> [Set task]: Go through the material and write it all out exactly, minus the pictures.

> [Record excerpts]:
========================
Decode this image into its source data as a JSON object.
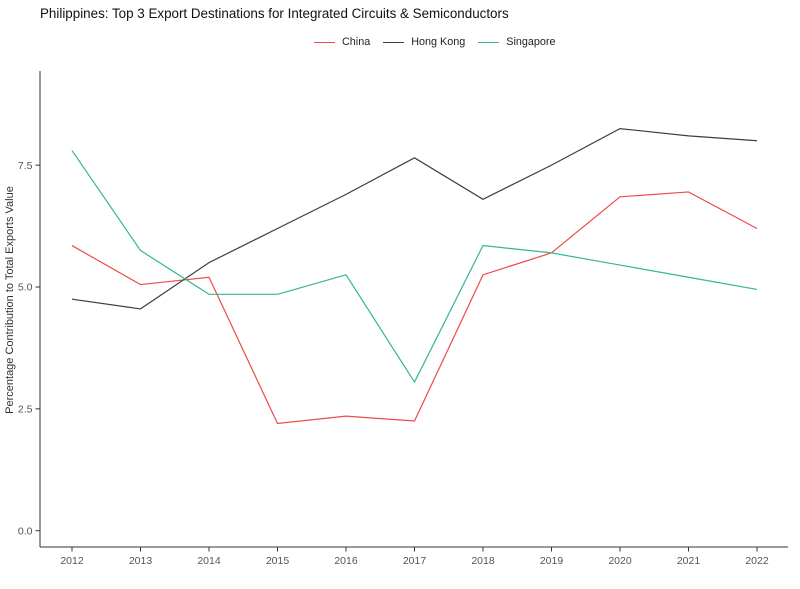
{
  "chart_data": {
    "type": "line",
    "title": "Philippines: Top 3 Export Destinations for Integrated Circuits & Semiconductors",
    "ylabel": "Percentage Contribution to Total Exports Value",
    "xlabel": "",
    "x": [
      2012,
      2013,
      2014,
      2015,
      2016,
      2017,
      2018,
      2019,
      2020,
      2021,
      2022
    ],
    "series": [
      {
        "name": "China",
        "color": "#ec4b49",
        "values": [
          5.85,
          5.05,
          5.2,
          2.2,
          2.35,
          2.25,
          5.25,
          5.7,
          6.85,
          6.95,
          6.2
        ]
      },
      {
        "name": "Hong Kong",
        "color": "#3d3d3d",
        "values": [
          4.75,
          4.55,
          5.5,
          6.2,
          6.9,
          7.65,
          6.8,
          7.5,
          8.25,
          8.1,
          8.0
        ]
      },
      {
        "name": "Singapore",
        "color": "#35b593",
        "values": [
          7.8,
          5.75,
          4.85,
          4.85,
          5.25,
          3.05,
          5.85,
          5.7,
          5.45,
          5.2,
          4.95
        ]
      }
    ],
    "yticks": {
      "values": [
        0,
        2.5,
        5,
        7.5
      ],
      "labels": [
        "0.0",
        "2.5",
        "5.0",
        "7.5"
      ]
    },
    "xtick_labels": [
      "2012",
      "2013",
      "2014",
      "2015",
      "2016",
      "2017",
      "2018",
      "2019",
      "2020",
      "2021",
      "2022"
    ],
    "ylim": [
      -0.33,
      9.43
    ],
    "grid": false,
    "legend_position": "top"
  },
  "colors": {
    "axis": "#333333",
    "tick_text": "#555555",
    "axis_title_text": "#333333",
    "title_text": "#111111",
    "background": "#ffffff"
  }
}
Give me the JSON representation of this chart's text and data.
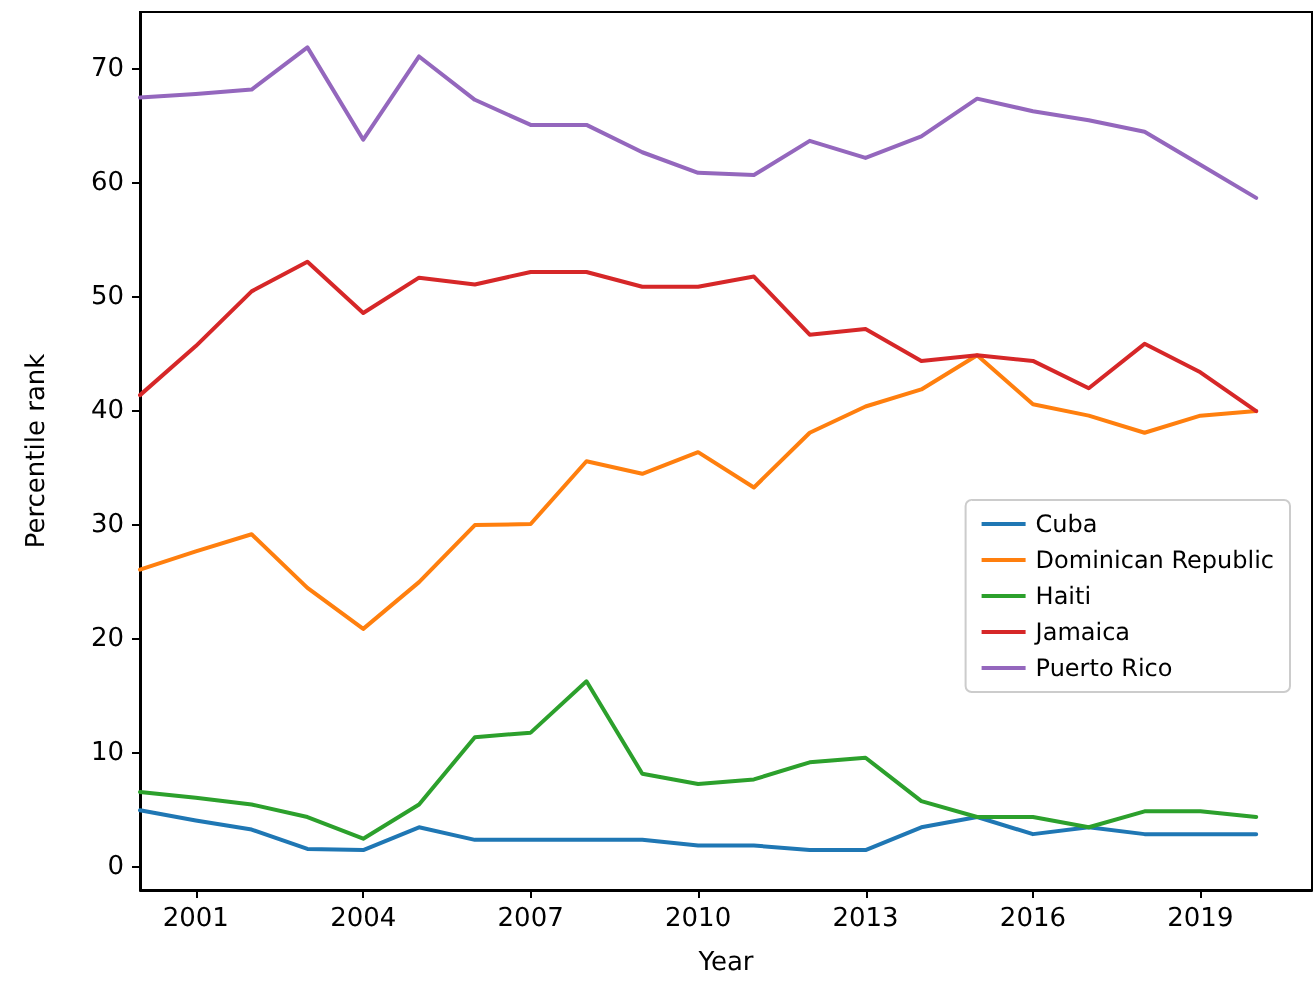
{
  "chart_data": {
    "type": "line",
    "xlabel": "Year",
    "ylabel": "Percentile rank",
    "x": [
      2000,
      2001,
      2002,
      2003,
      2004,
      2005,
      2006,
      2007,
      2008,
      2009,
      2010,
      2011,
      2012,
      2013,
      2014,
      2015,
      2016,
      2017,
      2018,
      2019,
      2020
    ],
    "series": [
      {
        "name": "Cuba",
        "color": "#1f77b4",
        "values": [
          5.0,
          4.1,
          3.3,
          1.6,
          1.5,
          3.5,
          2.4,
          2.4,
          2.4,
          2.4,
          1.9,
          1.9,
          1.5,
          1.5,
          3.5,
          4.4,
          2.9,
          3.5,
          2.9,
          2.9,
          2.9
        ]
      },
      {
        "name": "Dominican Republic",
        "color": "#ff7f0e",
        "values": [
          26.1,
          27.7,
          29.2,
          24.5,
          20.9,
          25.0,
          30.0,
          30.1,
          35.6,
          34.5,
          36.4,
          33.3,
          38.1,
          40.4,
          41.9,
          44.9,
          40.6,
          39.6,
          38.1,
          39.6,
          40.0
        ]
      },
      {
        "name": "Haiti",
        "color": "#2ca02c",
        "values": [
          6.6,
          6.1,
          5.5,
          4.4,
          2.5,
          5.5,
          11.4,
          11.8,
          16.3,
          8.2,
          7.3,
          7.7,
          9.2,
          9.6,
          5.8,
          4.4,
          4.4,
          3.5,
          4.9,
          4.9,
          4.4
        ]
      },
      {
        "name": "Jamaica",
        "color": "#d62728",
        "values": [
          41.4,
          45.7,
          50.5,
          53.1,
          48.6,
          51.7,
          51.1,
          52.2,
          52.2,
          50.9,
          50.9,
          51.8,
          46.7,
          47.2,
          44.4,
          44.9,
          44.4,
          42.0,
          45.9,
          43.4,
          40.0
        ]
      },
      {
        "name": "Puerto Rico",
        "color": "#9467bd",
        "values": [
          67.5,
          67.8,
          68.2,
          71.9,
          63.8,
          71.1,
          67.3,
          65.1,
          65.1,
          62.7,
          60.9,
          60.7,
          63.7,
          62.2,
          64.1,
          67.4,
          66.3,
          65.5,
          64.5,
          61.6,
          58.7
        ]
      }
    ],
    "xlim": [
      2000,
      2021
    ],
    "xticks": [
      2001,
      2004,
      2007,
      2010,
      2013,
      2016,
      2019
    ],
    "ylim": [
      -2,
      75
    ],
    "yticks": [
      0,
      10,
      20,
      30,
      40,
      50,
      60,
      70
    ],
    "grid": false,
    "legend": "right",
    "marker": "none",
    "line_style": "solid"
  }
}
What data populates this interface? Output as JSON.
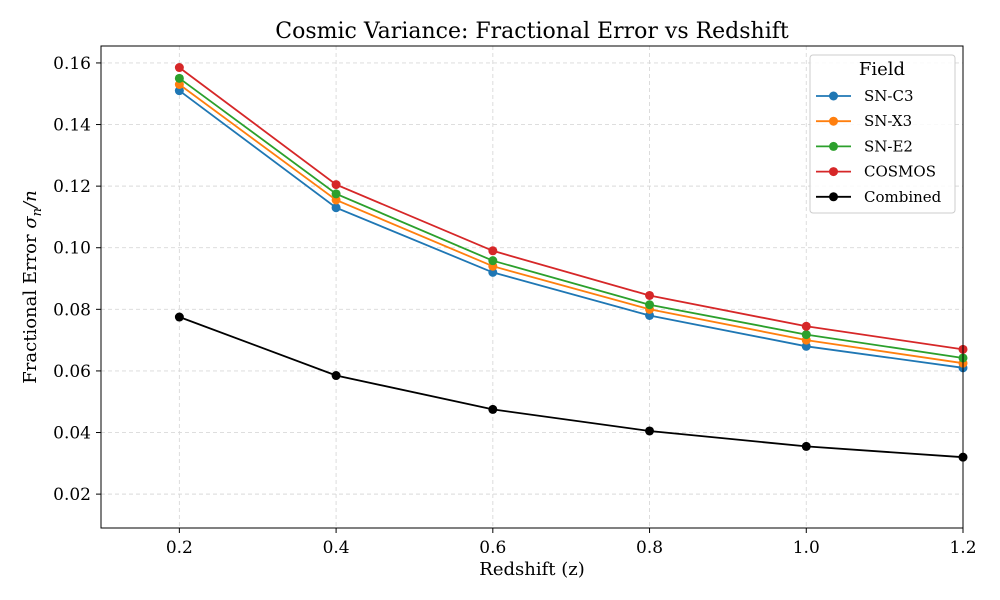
========================
> [Output]:
Decode this image into its source data as a JSON object.
{
  "chart_data": {
    "type": "line",
    "title": "Philippines: Top 3 Export Destinations for Integrated Circuits & Semiconductors",
    "ylabel": "Percentage Contribution to Total Exports Value",
    "xlabel": "",
    "x": [
      2012,
      2013,
      2014,
      2015,
      2016,
      2017,
      2018,
      2019,
      2020,
      2021,
      2022
    ],
    "series": [
      {
        "name": "China",
        "color": "#ec4b49",
        "values": [
          5.85,
          5.05,
          5.2,
          2.2,
          2.35,
          2.25,
          5.25,
          5.7,
          6.85,
          6.95,
          6.2
        ]
      },
      {
        "name": "Hong Kong",
        "color": "#3d3d3d",
        "values": [
          4.75,
          4.55,
          5.5,
          6.2,
          6.9,
          7.65,
          6.8,
          7.5,
          8.25,
          8.1,
          8.0
        ]
      },
      {
        "name": "Singapore",
        "color": "#35b593",
        "values": [
          7.8,
          5.75,
          4.85,
          4.85,
          5.25,
          3.05,
          5.85,
          5.7,
          5.45,
          5.2,
          4.95
        ]
      }
    ],
    "yticks": {
      "values": [
        0,
        2.5,
        5,
        7.5
      ],
      "labels": [
        "0.0",
        "2.5",
        "5.0",
        "7.5"
      ]
    },
    "xtick_labels": [
      "2012",
      "2013",
      "2014",
      "2015",
      "2016",
      "2017",
      "2018",
      "2019",
      "2020",
      "2021",
      "2022"
    ],
    "ylim": [
      -0.33,
      9.43
    ],
    "grid": false,
    "legend_position": "top"
  },
  "colors": {
    "axis": "#333333",
    "tick_text": "#555555",
    "axis_title_text": "#333333",
    "title_text": "#111111",
    "background": "#ffffff"
  }
}
Give me the JSON representation of this chart's text and data.
{
  "chart_data": {
    "type": "line",
    "xlabel": "Year",
    "ylabel": "Percentile rank",
    "x": [
      2000,
      2001,
      2002,
      2003,
      2004,
      2005,
      2006,
      2007,
      2008,
      2009,
      2010,
      2011,
      2012,
      2013,
      2014,
      2015,
      2016,
      2017,
      2018,
      2019,
      2020
    ],
    "series": [
      {
        "name": "Cuba",
        "color": "#1f77b4",
        "values": [
          5.0,
          4.1,
          3.3,
          1.6,
          1.5,
          3.5,
          2.4,
          2.4,
          2.4,
          2.4,
          1.9,
          1.9,
          1.5,
          1.5,
          3.5,
          4.4,
          2.9,
          3.5,
          2.9,
          2.9,
          2.9
        ]
      },
      {
        "name": "Dominican Republic",
        "color": "#ff7f0e",
        "values": [
          26.1,
          27.7,
          29.2,
          24.5,
          20.9,
          25.0,
          30.0,
          30.1,
          35.6,
          34.5,
          36.4,
          33.3,
          38.1,
          40.4,
          41.9,
          44.9,
          40.6,
          39.6,
          38.1,
          39.6,
          40.0
        ]
      },
      {
        "name": "Haiti",
        "color": "#2ca02c",
        "values": [
          6.6,
          6.1,
          5.5,
          4.4,
          2.5,
          5.5,
          11.4,
          11.8,
          16.3,
          8.2,
          7.3,
          7.7,
          9.2,
          9.6,
          5.8,
          4.4,
          4.4,
          3.5,
          4.9,
          4.9,
          4.4
        ]
      },
      {
        "name": "Jamaica",
        "color": "#d62728",
        "values": [
          41.4,
          45.7,
          50.5,
          53.1,
          48.6,
          51.7,
          51.1,
          52.2,
          52.2,
          50.9,
          50.9,
          51.8,
          46.7,
          47.2,
          44.4,
          44.9,
          44.4,
          42.0,
          45.9,
          43.4,
          40.0
        ]
      },
      {
        "name": "Puerto Rico",
        "color": "#9467bd",
        "values": [
          67.5,
          67.8,
          68.2,
          71.9,
          63.8,
          71.1,
          67.3,
          65.1,
          65.1,
          62.7,
          60.9,
          60.7,
          63.7,
          62.2,
          64.1,
          67.4,
          66.3,
          65.5,
          64.5,
          61.6,
          58.7
        ]
      }
    ],
    "xlim": [
      2000,
      2021
    ],
    "xticks": [
      2001,
      2004,
      2007,
      2010,
      2013,
      2016,
      2019
    ],
    "ylim": [
      -2,
      75
    ],
    "yticks": [
      0,
      10,
      20,
      30,
      40,
      50,
      60,
      70
    ],
    "grid": false,
    "legend": "right",
    "marker": "none",
    "line_style": "solid"
  }
}
What data populates this interface? Output as JSON.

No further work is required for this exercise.